| Your objective |
List all lines of the data containing the word "person".

===== Supplied material

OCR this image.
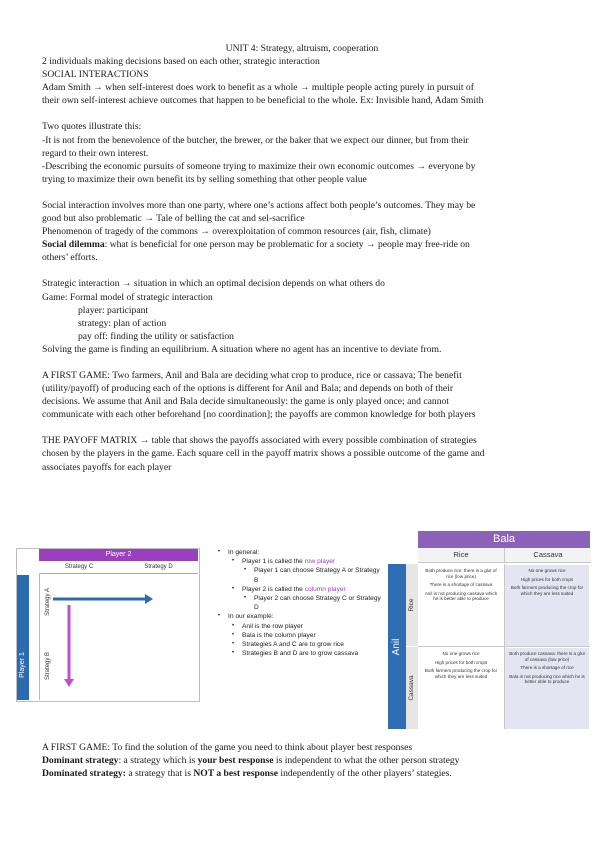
UNIT 4: Strategy, altruism, cooperation

2 individuals making decisions based on each other, strategic interaction

SOCIAL INTERACTIONS

Adam Smith → when self-interest does work to benefit as a whole → multiple people acting purely in pursuit of

their own self-interest achieve outcomes that happen to be beneficial to the whole. Ex: Invisible hand, Adam Smith

Two quotes illustrate this:

-It is not from the benevolence of the butcher, the brewer, or the baker that we expect our dinner, but from their

regard to their own interest.

-Describing the economic pursuits of someone trying to maximize their own economic outcomes → everyone by

trying to maximize their own benefit its by selling something that other people value

Social interaction involves more than one party, where one’s actions affect both people’s outcomes. They may be

good but also problematic → Tale of belling the cat and sel-sacrifice

Phenomenon of tragedy of the commons → overexploitation of common resources (air, fish, climate)

Social dilemma: what is beneficial for one person may be problematic for a society → people may free-ride on

others’ efforts.

Strategic interaction → situation in which an optimal decision depends on what others do

Game: Formal model of strategic interaction

player: participant

strategy: plan of action

pay off: finding the utility or satisfaction

Solving the game is finding an equilibrium. A situation where no agent has an incentive to deviate from.

A FIRST GAME: Two farmers, Anil and Bala are deciding what crop to produce, rice or cassava; The benefit

(utility/payoff) of producing each of the options is different for Anil and Bala; and depends on both of their

decisions. We assume that Anil and Bala decide simultaneously: the game is only played once; and cannot

communicate with each other beforehand [no coordination]; the payoffs are common knowledge for both players

THE PAYOFF MATRIX → table that shows the payoffs associated with every possible combination of strategies

chosen by the players in the game. Each square cell in the payoff matrix shows a possible outcome of the game and

associates payoffs for each player

Player 2
Strategy C	Strategy D
Player 1
Strategy A
Strategy B
• In general:
• Player 1 is called the row player
• Player 1 can choose Strategy A or Strategy B
• Player 2 is called the column player
• Player 2 can choose Strategy C or Strategy D
• In our example:
• Anil is the row player
• Bala is the column player
• Strategies A and C are to grow rice
• Strategies B and D are to grow cassava
Bala
Rice	Cassava
Anil
Rice
Cassava

Both produce rice: there is a glut of rice (low price)

There is a shortage of cassava

Anil is not producing cassava which he is better able to produce

No one grows rice

High prices for both crops

Both farmers producing the crop for which they are less suited

No one grows rice

High prices for both crops

Both farmers producing the crop for which they are less suited

Both produce cassava: there is a glut of cassava (low price)

There is a shortage of rice

Bala is not producing rice which he is better able to produce

A FIRST GAME: To find the solution of the game you need to think about player best responses

Dominant strategy: a strategy which is your best response is independent to what the other person strategy

Dominated strategy: a strategy that is NOT a best response independently of the other players’ stategies.
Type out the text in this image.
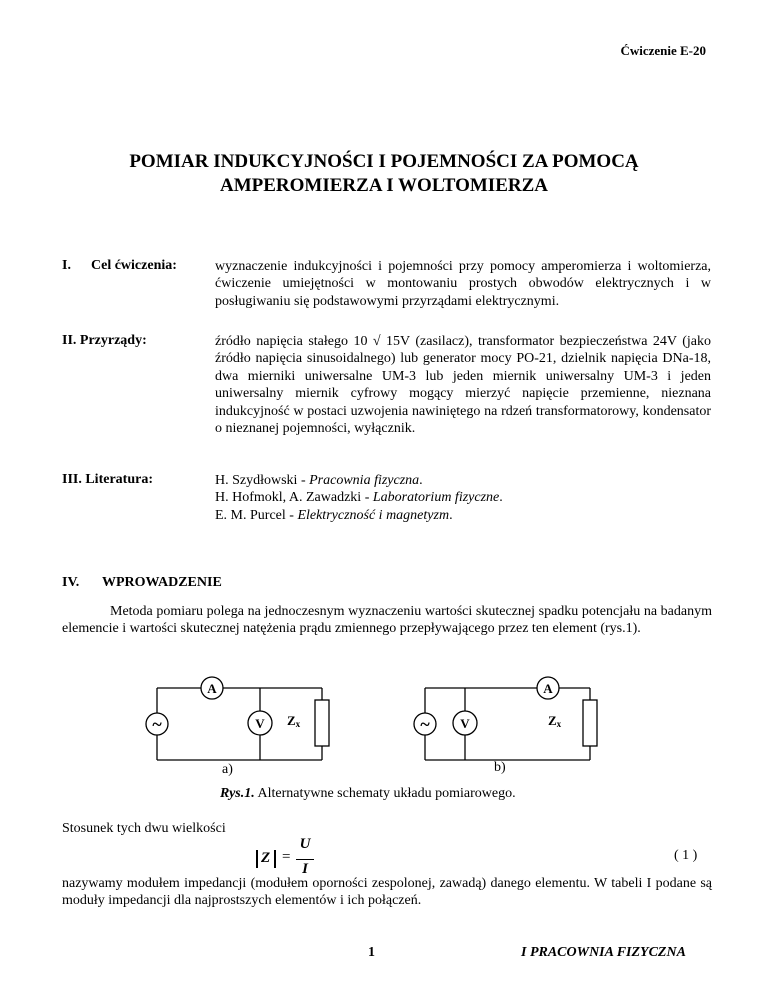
Ćwiczenie E-20
POMIAR INDUKCYJNOŚCI I POJEMNOŚCI ZA POMOCĄ
AMPEROMIERZA I WOLTOMIERZA
I. Cel ćwiczenia:	wyznaczenie indukcyjności i pojemności przy pomocy amperomierza i woltomierza, ćwiczenie umiejętności w montowaniu prostych obwodów elektrycznych i w posługiwaniu się podstawowymi przyrządami elektrycznymi.

II. Przyrządy:	źródło napięcia stałego 10 √ 15V (zasilacz), transformator bezpieczeństwa 24V (jako źródło napięcia sinusoidalnego) lub generator mocy PO-21, dzielnik napięcia DNa-18, dwa mierniki uniwersalne UM-3 lub jeden miernik uniwersalny UM-3 i jeden uniwersalny miernik cyfrowy mogący mierzyć napięcie przemienne, nieznana indukcyjność w postaci uzwojenia nawiniętego na rdzeń transformatorowy, kondensator o nieznanej pojemności, wyłącznik.

III. Literatura:	H. Szydłowski - Pracownia fizyczna.
H. Hofmokl, A. Zawadzki - Laboratorium fizyczne.
E. M. Purcel - Elektryczność i magnetyzm.
IV. WPROWADZENIE
Metoda pomiaru polega na jednoczesnym wyznaczeniu wartości skutecznej spadku potencjału na badanym elemencie i wartości skutecznej natężenia prądu zmiennego przepływającego przez ten element (rys.1).
A
~	V
A
~ V
Zx	Zx
a)	b)
Rys.1. Alternatywne schematy układu pomiarowego.
Stosunek tych dwu wielkości
Z =
U
I
( 1 )
nazywamy modułem impedancji (modułem oporności zespolonej, zawadą) danego elementu. W tabeli I podane są moduły impedancji dla najprostszych elementów i ich połączeń.
1	I PRACOWNIA FIZYCZNA
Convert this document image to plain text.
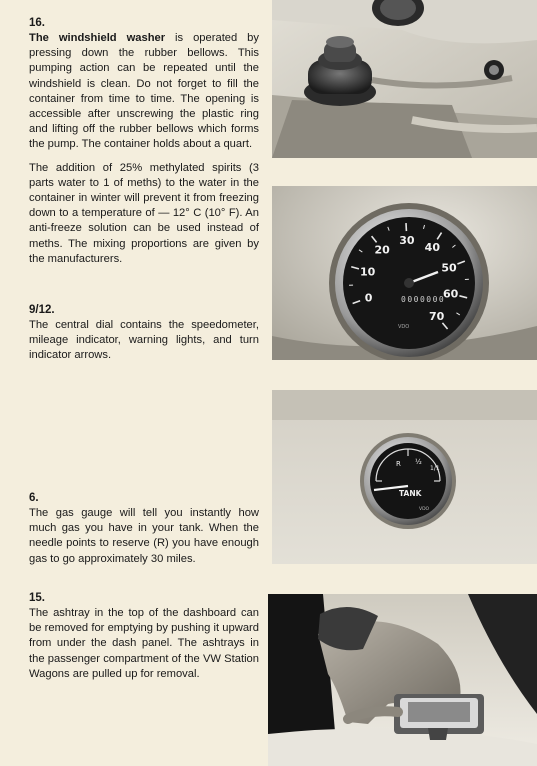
16.

The windshield washer is operated by pressing down the rubber bellows. This pumping action can be repeated until the windshield is clean. Do not forget to fill the container from time to time. The opening is accessible after unscrewing the plastic ring and lifting off the rubber bellows which forms the pump. The container holds about a quart.

The addition of 25% methylated spirits (3 parts water to 1 of meths) to the water in the container in winter will prevent it from freezing down to a temperature of — 12° C (10° F). An anti-freeze solution can be used instead of meths. The mixing proportions are given by the manufacturers.

9/12.

The central dial contains the speedometer, mileage indicator, warning lights, and turn indicator arrows.

6.

The gas gauge will tell you instantly how much gas you have in your tank. When the needle points to reserve (R) you have enough gas to go approximately 30 miles.

15.

The ashtray in the top of the dashboard can be removed for emptying by pushing it upward from under the dash panel. The ashtrays in the passenger compartment of the VW Station Wagons are pulled up for removal.

0
10
20
30
40
50
60
70
0000000
VDO
R ½
1/1
TANK
VDO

==========

| Written solution |
Social dilemma: what is beneficial for one person may be problematic for a society → people may free-ride on
Dominant strategy: a strategy which is your best response is independent to what the other person strategy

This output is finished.